Only lines with the string "slečna" matter here; gather them from the material below.

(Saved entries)
■ ■ ■ ■ ■
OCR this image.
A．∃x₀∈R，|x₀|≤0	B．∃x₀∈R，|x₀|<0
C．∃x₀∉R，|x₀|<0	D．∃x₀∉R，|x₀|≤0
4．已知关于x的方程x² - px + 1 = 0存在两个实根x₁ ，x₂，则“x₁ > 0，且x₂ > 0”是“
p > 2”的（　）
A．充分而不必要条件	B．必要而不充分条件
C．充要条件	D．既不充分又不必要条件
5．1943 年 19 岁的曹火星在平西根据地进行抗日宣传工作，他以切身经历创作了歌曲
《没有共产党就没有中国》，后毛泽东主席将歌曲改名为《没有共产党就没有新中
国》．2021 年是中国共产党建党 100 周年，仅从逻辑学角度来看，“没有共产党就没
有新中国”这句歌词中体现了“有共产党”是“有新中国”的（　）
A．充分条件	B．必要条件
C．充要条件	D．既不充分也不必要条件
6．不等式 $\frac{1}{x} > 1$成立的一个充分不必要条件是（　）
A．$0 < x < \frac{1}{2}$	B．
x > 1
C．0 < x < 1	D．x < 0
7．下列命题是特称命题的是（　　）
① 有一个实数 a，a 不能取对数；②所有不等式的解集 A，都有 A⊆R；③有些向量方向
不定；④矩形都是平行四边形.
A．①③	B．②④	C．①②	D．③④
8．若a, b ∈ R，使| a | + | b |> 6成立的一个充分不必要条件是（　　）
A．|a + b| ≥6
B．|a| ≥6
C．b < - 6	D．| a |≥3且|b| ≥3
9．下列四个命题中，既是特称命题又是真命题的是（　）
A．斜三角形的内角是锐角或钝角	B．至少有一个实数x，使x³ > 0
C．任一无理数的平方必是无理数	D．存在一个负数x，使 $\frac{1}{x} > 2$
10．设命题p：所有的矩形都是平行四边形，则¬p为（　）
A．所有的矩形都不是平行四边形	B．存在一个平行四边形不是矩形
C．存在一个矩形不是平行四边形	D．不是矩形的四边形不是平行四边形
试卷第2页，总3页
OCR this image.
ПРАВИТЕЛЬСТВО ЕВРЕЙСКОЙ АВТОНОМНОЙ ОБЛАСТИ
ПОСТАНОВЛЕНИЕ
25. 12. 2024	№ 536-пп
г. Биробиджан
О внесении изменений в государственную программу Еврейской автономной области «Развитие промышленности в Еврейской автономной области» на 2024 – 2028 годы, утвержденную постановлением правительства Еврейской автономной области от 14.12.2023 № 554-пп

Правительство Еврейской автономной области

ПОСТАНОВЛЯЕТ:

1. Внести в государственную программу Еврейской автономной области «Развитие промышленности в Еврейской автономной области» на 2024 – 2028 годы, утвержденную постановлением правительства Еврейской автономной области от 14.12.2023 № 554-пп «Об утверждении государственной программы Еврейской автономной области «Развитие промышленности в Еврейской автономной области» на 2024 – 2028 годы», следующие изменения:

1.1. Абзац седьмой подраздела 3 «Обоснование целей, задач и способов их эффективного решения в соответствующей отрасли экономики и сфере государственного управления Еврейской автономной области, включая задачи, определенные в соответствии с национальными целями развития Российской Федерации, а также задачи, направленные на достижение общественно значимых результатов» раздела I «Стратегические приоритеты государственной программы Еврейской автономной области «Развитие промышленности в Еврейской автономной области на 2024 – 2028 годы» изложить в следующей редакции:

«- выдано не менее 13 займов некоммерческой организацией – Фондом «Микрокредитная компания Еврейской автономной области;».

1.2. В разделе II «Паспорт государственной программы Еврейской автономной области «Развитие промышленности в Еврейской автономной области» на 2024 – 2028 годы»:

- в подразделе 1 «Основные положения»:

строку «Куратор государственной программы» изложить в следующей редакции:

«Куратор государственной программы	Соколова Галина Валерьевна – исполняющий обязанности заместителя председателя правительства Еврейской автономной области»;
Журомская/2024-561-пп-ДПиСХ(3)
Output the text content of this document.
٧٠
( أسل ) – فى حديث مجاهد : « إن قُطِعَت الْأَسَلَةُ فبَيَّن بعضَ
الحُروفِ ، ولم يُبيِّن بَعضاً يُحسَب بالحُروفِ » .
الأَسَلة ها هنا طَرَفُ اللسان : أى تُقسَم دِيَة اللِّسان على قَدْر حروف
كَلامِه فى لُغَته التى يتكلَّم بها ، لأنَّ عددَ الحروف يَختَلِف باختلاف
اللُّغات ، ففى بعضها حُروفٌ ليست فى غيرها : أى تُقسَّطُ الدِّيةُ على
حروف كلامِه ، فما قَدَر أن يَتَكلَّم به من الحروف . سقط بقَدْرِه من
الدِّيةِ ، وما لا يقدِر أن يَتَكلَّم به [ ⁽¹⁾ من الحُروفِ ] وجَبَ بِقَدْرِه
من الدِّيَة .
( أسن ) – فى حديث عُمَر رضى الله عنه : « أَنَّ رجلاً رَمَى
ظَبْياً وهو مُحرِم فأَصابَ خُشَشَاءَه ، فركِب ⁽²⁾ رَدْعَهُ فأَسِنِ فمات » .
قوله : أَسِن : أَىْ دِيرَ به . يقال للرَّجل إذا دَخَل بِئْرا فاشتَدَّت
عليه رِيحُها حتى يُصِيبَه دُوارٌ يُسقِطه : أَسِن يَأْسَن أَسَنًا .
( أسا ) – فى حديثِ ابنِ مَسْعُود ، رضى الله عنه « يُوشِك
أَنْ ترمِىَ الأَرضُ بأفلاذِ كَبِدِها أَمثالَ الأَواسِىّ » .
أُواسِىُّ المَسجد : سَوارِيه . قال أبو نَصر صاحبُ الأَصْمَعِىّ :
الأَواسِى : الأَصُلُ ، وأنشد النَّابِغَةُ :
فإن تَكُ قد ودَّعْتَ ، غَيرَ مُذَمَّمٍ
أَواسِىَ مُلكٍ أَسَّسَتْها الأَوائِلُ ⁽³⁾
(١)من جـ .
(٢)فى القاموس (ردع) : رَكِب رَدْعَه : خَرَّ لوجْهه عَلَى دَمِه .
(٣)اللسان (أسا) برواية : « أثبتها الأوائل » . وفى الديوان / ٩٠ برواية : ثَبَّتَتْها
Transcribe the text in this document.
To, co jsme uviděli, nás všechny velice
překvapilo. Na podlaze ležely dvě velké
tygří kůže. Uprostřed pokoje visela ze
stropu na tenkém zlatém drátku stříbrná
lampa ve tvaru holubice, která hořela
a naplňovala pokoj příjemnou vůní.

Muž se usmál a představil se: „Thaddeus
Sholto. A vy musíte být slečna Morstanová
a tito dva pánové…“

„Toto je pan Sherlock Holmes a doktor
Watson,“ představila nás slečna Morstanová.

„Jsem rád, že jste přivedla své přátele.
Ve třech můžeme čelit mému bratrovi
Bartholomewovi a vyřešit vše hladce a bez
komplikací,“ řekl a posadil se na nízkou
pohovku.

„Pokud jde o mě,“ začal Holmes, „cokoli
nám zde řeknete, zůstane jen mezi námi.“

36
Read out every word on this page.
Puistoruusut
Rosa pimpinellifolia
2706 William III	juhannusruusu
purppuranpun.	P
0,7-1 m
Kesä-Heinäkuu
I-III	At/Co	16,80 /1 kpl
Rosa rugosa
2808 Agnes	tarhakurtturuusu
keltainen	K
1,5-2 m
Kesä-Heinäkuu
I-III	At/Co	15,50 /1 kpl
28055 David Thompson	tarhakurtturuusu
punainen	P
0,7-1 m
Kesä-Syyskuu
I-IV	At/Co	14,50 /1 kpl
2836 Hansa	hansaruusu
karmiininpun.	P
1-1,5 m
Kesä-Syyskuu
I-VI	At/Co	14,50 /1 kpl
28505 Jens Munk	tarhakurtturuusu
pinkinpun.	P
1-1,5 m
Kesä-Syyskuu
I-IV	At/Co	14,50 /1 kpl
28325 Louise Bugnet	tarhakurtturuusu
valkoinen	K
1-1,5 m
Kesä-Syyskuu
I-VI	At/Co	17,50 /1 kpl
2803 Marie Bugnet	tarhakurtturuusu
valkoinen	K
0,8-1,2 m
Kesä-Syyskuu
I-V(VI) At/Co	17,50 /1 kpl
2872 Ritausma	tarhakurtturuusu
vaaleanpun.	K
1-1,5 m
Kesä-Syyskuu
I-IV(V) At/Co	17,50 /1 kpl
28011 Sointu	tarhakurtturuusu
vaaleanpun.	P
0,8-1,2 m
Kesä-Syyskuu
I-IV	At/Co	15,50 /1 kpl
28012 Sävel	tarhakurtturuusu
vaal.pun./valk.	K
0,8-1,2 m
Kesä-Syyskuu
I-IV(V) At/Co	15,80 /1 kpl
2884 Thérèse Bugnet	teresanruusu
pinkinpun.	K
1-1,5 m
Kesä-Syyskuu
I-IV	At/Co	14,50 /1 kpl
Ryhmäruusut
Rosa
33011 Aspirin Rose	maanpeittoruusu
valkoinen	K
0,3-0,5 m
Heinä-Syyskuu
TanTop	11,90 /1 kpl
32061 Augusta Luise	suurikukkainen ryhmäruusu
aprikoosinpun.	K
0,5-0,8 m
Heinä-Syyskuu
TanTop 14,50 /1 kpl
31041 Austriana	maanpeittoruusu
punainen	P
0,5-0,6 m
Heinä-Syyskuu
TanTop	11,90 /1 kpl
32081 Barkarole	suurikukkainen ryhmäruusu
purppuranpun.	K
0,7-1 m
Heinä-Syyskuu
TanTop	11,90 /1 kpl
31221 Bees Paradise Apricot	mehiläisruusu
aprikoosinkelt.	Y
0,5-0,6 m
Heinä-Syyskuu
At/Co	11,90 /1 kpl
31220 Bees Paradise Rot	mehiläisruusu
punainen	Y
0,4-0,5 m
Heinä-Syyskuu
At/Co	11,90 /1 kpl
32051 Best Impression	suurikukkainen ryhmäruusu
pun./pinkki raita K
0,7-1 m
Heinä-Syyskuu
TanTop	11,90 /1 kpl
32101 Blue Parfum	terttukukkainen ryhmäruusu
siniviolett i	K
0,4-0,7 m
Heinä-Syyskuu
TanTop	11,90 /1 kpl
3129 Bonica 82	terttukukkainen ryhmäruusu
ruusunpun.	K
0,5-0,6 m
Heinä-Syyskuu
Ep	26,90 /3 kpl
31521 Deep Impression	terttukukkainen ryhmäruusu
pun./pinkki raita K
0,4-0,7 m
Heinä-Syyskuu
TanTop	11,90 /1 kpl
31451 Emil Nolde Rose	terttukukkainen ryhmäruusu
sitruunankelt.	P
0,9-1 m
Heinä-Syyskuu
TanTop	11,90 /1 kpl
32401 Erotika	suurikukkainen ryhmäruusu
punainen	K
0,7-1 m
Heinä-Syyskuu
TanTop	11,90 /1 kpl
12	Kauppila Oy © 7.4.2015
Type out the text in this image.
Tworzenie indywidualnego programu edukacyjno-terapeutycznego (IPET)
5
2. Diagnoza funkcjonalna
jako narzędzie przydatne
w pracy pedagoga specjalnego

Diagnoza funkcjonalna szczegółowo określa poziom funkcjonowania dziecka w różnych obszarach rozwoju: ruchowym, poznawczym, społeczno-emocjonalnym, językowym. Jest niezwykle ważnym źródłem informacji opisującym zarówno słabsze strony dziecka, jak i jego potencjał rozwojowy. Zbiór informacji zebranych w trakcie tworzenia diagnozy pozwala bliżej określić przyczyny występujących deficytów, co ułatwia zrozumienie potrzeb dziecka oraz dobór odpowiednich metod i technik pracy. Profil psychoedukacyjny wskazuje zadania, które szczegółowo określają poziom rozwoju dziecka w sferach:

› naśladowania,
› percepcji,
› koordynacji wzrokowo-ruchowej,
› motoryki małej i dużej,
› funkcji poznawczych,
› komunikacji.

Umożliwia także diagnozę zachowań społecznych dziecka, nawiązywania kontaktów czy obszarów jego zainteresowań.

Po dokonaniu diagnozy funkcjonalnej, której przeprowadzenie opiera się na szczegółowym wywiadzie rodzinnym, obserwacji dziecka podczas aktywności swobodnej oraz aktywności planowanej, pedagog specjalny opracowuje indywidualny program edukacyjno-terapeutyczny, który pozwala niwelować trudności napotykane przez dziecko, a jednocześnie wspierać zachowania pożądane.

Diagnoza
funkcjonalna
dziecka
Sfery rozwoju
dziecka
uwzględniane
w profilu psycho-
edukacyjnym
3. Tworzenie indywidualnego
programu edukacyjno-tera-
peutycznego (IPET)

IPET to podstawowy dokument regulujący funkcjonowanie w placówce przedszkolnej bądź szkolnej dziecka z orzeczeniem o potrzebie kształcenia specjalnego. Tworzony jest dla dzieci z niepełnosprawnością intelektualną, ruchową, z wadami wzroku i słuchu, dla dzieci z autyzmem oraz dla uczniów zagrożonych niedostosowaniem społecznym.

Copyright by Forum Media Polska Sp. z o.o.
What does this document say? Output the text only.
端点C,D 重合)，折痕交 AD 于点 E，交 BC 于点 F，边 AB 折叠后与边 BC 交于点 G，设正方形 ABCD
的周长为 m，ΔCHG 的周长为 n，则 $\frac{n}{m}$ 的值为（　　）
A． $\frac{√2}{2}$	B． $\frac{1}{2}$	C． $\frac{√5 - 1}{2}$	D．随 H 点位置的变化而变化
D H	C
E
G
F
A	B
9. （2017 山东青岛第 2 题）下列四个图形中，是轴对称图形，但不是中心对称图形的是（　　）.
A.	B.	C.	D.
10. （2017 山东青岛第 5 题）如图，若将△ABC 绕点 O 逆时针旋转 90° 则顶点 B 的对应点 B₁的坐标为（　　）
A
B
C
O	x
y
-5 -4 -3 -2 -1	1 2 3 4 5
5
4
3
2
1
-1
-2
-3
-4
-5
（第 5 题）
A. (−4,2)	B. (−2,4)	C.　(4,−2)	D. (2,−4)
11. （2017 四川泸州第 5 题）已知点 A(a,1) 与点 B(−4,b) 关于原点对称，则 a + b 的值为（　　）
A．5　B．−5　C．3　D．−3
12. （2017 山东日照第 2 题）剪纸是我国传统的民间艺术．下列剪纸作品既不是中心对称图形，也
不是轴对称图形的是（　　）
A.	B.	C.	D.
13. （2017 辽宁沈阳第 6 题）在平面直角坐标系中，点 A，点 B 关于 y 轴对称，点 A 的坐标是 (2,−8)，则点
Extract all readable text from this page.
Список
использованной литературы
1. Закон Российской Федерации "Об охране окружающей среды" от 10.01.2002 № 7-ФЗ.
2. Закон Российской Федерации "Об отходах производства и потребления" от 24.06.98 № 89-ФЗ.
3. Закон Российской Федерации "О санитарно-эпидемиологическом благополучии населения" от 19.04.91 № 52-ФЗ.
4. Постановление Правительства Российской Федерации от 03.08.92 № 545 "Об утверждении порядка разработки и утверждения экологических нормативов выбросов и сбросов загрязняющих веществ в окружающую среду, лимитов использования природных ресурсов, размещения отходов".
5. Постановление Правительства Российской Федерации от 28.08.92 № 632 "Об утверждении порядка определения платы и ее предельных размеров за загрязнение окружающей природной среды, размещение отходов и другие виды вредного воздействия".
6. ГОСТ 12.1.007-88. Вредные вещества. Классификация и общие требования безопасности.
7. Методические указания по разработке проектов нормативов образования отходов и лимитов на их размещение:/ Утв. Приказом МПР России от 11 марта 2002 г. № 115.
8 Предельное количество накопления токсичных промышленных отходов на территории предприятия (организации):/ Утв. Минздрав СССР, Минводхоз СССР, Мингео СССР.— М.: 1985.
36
■ ■ ■ ■ ■
-- Task result --
Sholto. A vy musíte být slečna Morstanová
Watson,“ představila nás slečna Morstanová.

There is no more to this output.